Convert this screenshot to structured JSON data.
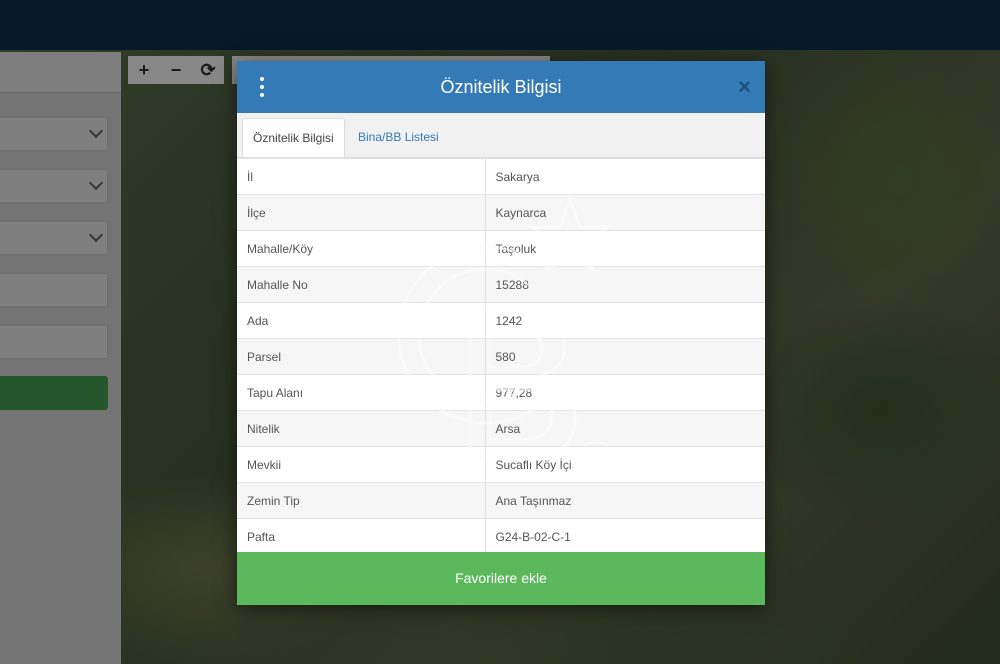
{
  "modal": {
    "title": "Öznitelik Bilgisi",
    "close_glyph": "×",
    "tabs": [
      {
        "label": "Öznitelik Bilgisi",
        "active": true
      },
      {
        "label": "Bina/BB Listesi",
        "active": false
      }
    ],
    "rows": [
      {
        "key": "İl",
        "value": "Sakarya"
      },
      {
        "key": "İlçe",
        "value": "Kaynarca"
      },
      {
        "key": "Mahalle/Köy",
        "value": "Taşoluk"
      },
      {
        "key": "Mahalle No",
        "value": "15288"
      },
      {
        "key": "Ada",
        "value": "1242"
      },
      {
        "key": "Parsel",
        "value": "580"
      },
      {
        "key": "Tapu Alanı",
        "value": "977,28"
      },
      {
        "key": "Nitelik",
        "value": "Arsa"
      },
      {
        "key": "Mevkii",
        "value": "Sucaflı Köy İçi"
      },
      {
        "key": "Zemin Tip",
        "value": "Ana Taşınmaz"
      },
      {
        "key": "Pafta",
        "value": "G24-B-02-C-1"
      }
    ],
    "favorite_button": "Favorilere ekle"
  },
  "map_tools": {
    "zoom_in": "+",
    "zoom_out": "−",
    "refresh": "⟳"
  },
  "watermark": {
    "letters": "CB",
    "mark": "SM"
  },
  "colors": {
    "header": "#337ab7",
    "favorite": "#5cb85c",
    "topbar": "#07182a"
  },
  "icons": [
    "kebab-menu-icon",
    "close-icon",
    "zoom-in-icon",
    "zoom-out-icon",
    "refresh-icon",
    "chevron-down-icon"
  ]
}
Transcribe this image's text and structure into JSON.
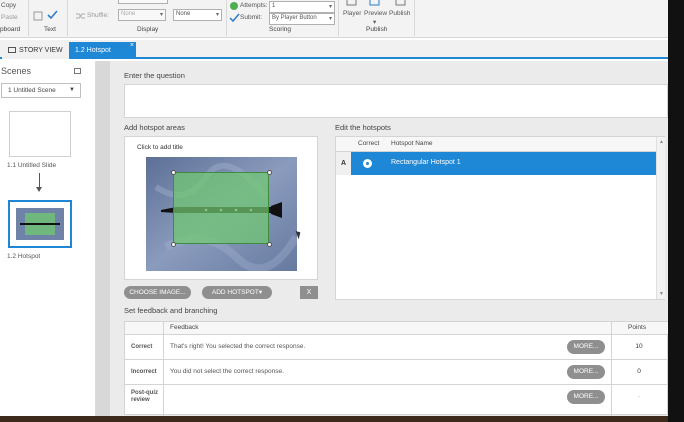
{
  "ribbon": {
    "clipboard": {
      "copy_label": "Copy",
      "paste_label": "Paste",
      "group_label": "Clipboard",
      "group_visible": "pboard"
    },
    "text_group": {
      "label": "Text"
    },
    "display": {
      "shuffle_label": "Shuffle:",
      "combo1_value": "None",
      "combo2_value": "None",
      "group_label": "Display"
    },
    "scoring": {
      "attempts_label": "Attempts:",
      "attempts_value": "1",
      "submit_label": "Submit:",
      "submit_value": "By Player Button",
      "group_label": "Scoring"
    },
    "publish": {
      "player_label": "Player",
      "preview_label": "Preview",
      "publish_label": "Publish",
      "group_label": "Publish"
    }
  },
  "tabs": [
    {
      "label": "STORY VIEW",
      "active": false
    },
    {
      "label": "1.2 Hotspot",
      "active": true
    }
  ],
  "scenes": {
    "title": "Scenes",
    "dropdown_value": "1 Untitled Scene",
    "slides": [
      {
        "label": "1.1 Untitled Slide"
      },
      {
        "label": "1.2 Hotspot"
      }
    ]
  },
  "editor": {
    "question_label": "Enter the question",
    "question_value": "",
    "hotspot_areas_label": "Add hotspot areas",
    "click_title": "Click to add title",
    "choose_image_label": "CHOOSE IMAGE...",
    "add_hotspot_label": "ADD HOTSPOT▾",
    "remove_label": "X",
    "edit_hotspots_label": "Edit the hotspots",
    "hotspot_columns": [
      "Correct",
      "Hotspot Name"
    ],
    "hotspots": [
      {
        "letter": "A",
        "correct": true,
        "name": "Rectangular Hotspot 1"
      }
    ],
    "feedback_label": "Set feedback and branching",
    "feedback_columns": [
      "Feedback",
      "Points"
    ],
    "feedback_rows": [
      {
        "label": "Correct",
        "text": "That's right!  You selected the correct response.",
        "more": "MORE...",
        "points": "10"
      },
      {
        "label": "Incorrect",
        "text": "You did not select the correct response.",
        "more": "MORE...",
        "points": "0"
      },
      {
        "label": "Post-quiz review",
        "text": "",
        "more": "MORE...",
        "points": "-"
      }
    ]
  },
  "colors": {
    "accent": "#1e87d6",
    "hotspot_fill": "#70c870",
    "button_gray": "#8f8f8f"
  }
}
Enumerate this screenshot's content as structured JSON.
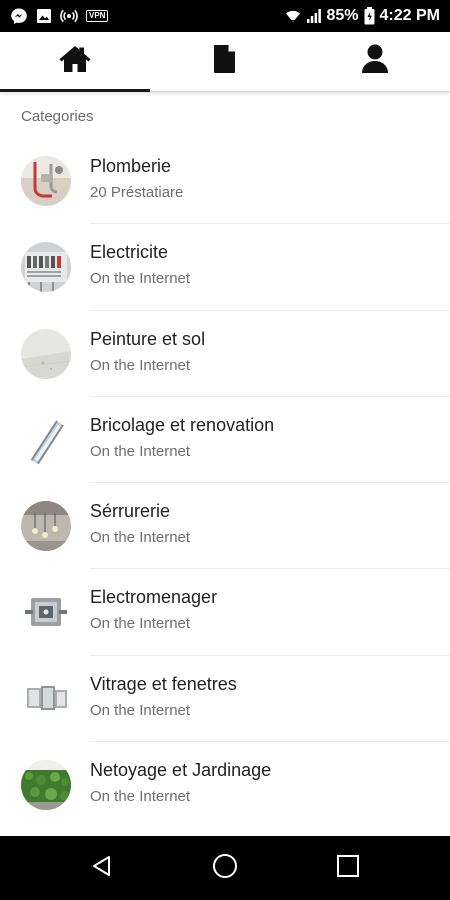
{
  "status_bar": {
    "battery": "85%",
    "time": "4:22 PM",
    "vpn_label": "VPN",
    "icons": [
      "messenger-icon",
      "image-icon",
      "hotspot-icon",
      "vpn-icon",
      "wifi-icon",
      "signal-icon",
      "battery-icon"
    ]
  },
  "tabs": [
    {
      "icon": "home-icon",
      "active": true
    },
    {
      "icon": "document-icon",
      "active": false
    },
    {
      "icon": "person-icon",
      "active": false
    }
  ],
  "section_title": "Categories",
  "categories": [
    {
      "title": "Plomberie",
      "subtitle": "20 Préstatiare"
    },
    {
      "title": "Electricite",
      "subtitle": "On the Internet"
    },
    {
      "title": "Peinture et sol",
      "subtitle": "On the Internet"
    },
    {
      "title": "Bricolage et renovation",
      "subtitle": "On the Internet"
    },
    {
      "title": "Sérrurerie",
      "subtitle": "On the Internet"
    },
    {
      "title": "Electromenager",
      "subtitle": "On the Internet"
    },
    {
      "title": "Vitrage et fenetres",
      "subtitle": "On the Internet"
    },
    {
      "title": "Netoyage et Jardinage",
      "subtitle": "On the Internet"
    }
  ],
  "nav_bar": [
    "back-icon",
    "home-circle-icon",
    "recents-icon"
  ]
}
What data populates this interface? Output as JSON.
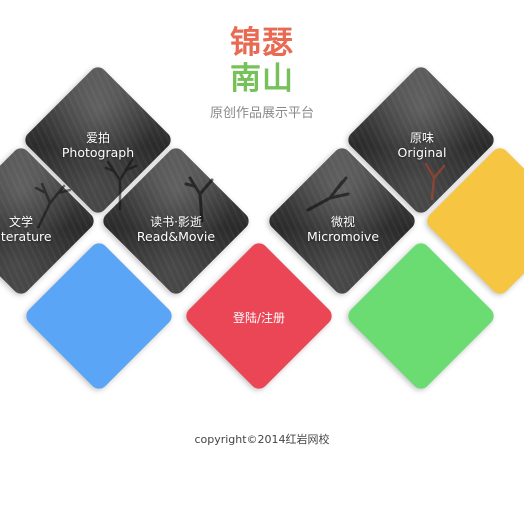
{
  "header": {
    "logo_line1": "锦瑟",
    "logo_line2": "南山",
    "tagline": "原创作品展示平台"
  },
  "tiles": {
    "photograph": {
      "cn": "爱拍",
      "en": "Photograph"
    },
    "literature": {
      "cn": "文学",
      "en": "Literature"
    },
    "read_movie": {
      "cn": "读书·影逝",
      "en": "Read&Movie"
    },
    "login": {
      "label": "登陆/注册"
    },
    "micromovie": {
      "cn": "微视",
      "en": "Micromoive"
    },
    "original": {
      "cn": "原味",
      "en": "Original"
    }
  },
  "colors": {
    "logo_line1": "#e96a53",
    "logo_line2": "#77c15a",
    "blue_tile": "#5aa5f5",
    "red_tile": "#ea4656",
    "green_tile": "#6adc72",
    "yellow_tile": "#f6c542",
    "dark_tile": "#333333"
  },
  "footer": {
    "copyright": "copyright©2014红岩网校"
  }
}
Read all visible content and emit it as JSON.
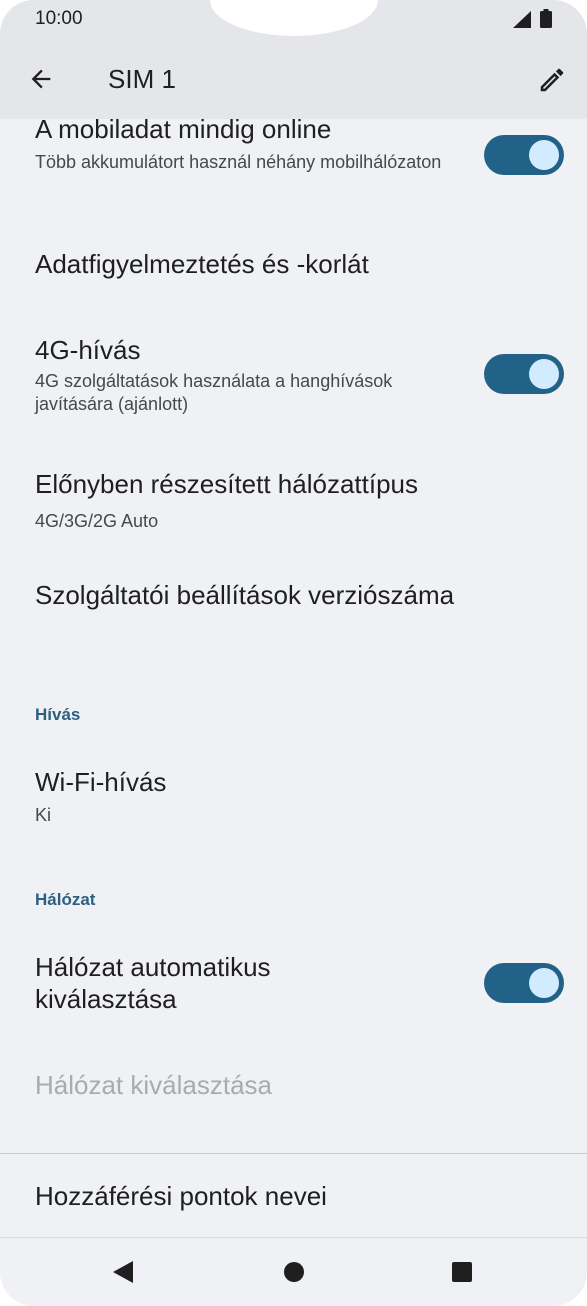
{
  "status_bar": {
    "time": "10:00",
    "signal_icon": "signal-icon",
    "battery_icon": "battery-icon"
  },
  "toolbar": {
    "title": "SIM 1",
    "back_icon": "arrow-back-icon",
    "edit_icon": "pencil-icon"
  },
  "settings": {
    "always_online": {
      "title": "A mobiladat mindig online",
      "summary": "Több akkumulátort használ néhány mobilhálózaton",
      "toggle_on": true
    },
    "data_warning": {
      "title": "Adatfigyelmeztetés és -korlát"
    },
    "call_4g": {
      "title": "4G-hívás",
      "summary": "4G szolgáltatások használata a hanghívások javítására (ajánlott)",
      "toggle_on": true
    },
    "preferred_network": {
      "title": "Előnyben részesített hálózattípus",
      "summary": "4G/3G/2G Auto"
    },
    "carrier_settings_version": {
      "title": "Szolgáltatói beállítások verziószáma"
    },
    "section_calling": "Hívás",
    "wifi_calling": {
      "title": "Wi-Fi-hívás",
      "summary": "Ki"
    },
    "section_network": "Hálózat",
    "auto_network": {
      "title": "Hálózat automatikus kiválasztása",
      "toggle_on": true
    },
    "choose_network": {
      "title": "Hálózat kiválasztása",
      "enabled": false
    },
    "apn": {
      "title": "Hozzáférési pontok nevei"
    }
  },
  "nav_bar": {
    "back_icon": "triangle-back-icon",
    "home_icon": "circle-home-icon",
    "recents_icon": "square-recents-icon"
  },
  "colors": {
    "background": "#eff1f4",
    "toolbar": "#e4e6e9",
    "accent": "#236288",
    "toggle_knob": "#d2ebff",
    "section_header": "#2d5f83"
  }
}
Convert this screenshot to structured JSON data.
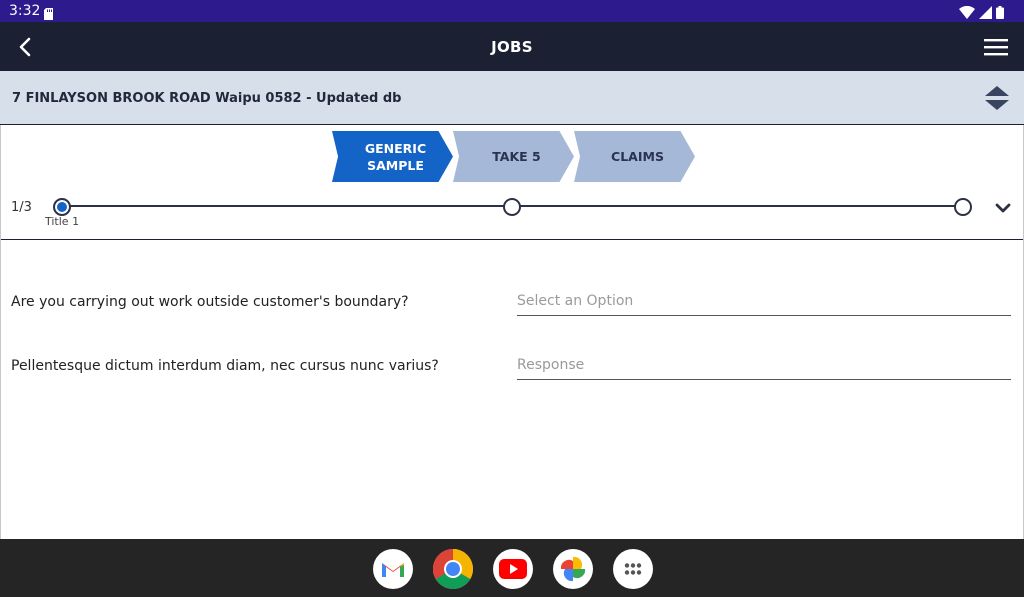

● DIRECTIONS
What is the number of lines in the records that contain the string "content"? Give only that number.

● RESPONSE
2